### Direction
Locate the lines of the listing below that hold "taskbar", then copy each of them.

### Provided data
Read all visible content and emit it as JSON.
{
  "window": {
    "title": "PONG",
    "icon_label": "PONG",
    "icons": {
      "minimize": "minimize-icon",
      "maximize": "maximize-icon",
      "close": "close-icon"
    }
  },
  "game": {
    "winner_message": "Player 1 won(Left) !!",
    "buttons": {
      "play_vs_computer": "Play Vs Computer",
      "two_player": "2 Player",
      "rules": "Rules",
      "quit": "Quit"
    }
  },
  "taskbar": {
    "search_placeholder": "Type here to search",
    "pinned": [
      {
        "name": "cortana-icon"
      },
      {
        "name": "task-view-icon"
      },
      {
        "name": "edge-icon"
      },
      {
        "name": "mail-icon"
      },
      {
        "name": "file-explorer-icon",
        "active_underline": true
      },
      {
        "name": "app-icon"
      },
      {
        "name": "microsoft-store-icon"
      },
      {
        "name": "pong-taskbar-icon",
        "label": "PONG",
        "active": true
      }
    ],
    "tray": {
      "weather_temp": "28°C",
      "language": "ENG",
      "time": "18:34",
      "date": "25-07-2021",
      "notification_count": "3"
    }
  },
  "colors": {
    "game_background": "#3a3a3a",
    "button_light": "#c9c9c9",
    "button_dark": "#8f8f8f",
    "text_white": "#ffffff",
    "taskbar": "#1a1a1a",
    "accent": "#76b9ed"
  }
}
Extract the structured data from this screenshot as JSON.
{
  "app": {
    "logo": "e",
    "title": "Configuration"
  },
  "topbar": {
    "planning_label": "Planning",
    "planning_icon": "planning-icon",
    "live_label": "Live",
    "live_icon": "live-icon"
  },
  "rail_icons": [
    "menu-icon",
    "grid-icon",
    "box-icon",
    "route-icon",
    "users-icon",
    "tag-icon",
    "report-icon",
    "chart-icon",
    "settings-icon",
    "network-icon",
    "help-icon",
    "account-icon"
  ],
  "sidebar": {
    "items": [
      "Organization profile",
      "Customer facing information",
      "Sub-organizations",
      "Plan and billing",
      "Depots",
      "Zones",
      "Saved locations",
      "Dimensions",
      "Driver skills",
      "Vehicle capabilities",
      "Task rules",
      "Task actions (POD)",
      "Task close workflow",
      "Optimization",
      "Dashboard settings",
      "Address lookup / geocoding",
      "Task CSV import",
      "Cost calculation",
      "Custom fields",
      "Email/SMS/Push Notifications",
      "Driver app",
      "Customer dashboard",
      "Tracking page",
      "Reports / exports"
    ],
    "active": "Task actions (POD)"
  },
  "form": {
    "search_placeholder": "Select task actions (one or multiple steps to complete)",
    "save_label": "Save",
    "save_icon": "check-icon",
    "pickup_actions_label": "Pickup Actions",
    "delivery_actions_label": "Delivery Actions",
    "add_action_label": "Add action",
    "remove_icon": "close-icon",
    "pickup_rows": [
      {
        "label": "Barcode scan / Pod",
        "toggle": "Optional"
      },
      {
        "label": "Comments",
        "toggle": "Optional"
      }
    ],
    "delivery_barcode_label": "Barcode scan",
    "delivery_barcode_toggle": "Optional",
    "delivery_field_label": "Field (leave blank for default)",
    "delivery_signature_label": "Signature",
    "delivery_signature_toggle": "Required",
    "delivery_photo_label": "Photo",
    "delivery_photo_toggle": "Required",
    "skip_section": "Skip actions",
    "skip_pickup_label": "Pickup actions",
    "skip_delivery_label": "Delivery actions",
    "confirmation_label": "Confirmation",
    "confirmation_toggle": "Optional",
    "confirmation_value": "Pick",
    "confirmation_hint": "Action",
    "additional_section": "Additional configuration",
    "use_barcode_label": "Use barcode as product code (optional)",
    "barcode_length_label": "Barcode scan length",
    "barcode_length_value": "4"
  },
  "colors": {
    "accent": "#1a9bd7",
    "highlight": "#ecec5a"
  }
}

### Solution for this problem
  "taskbar": {
        "name": "pong-taskbar-icon",
    "taskbar": "#1a1a1a",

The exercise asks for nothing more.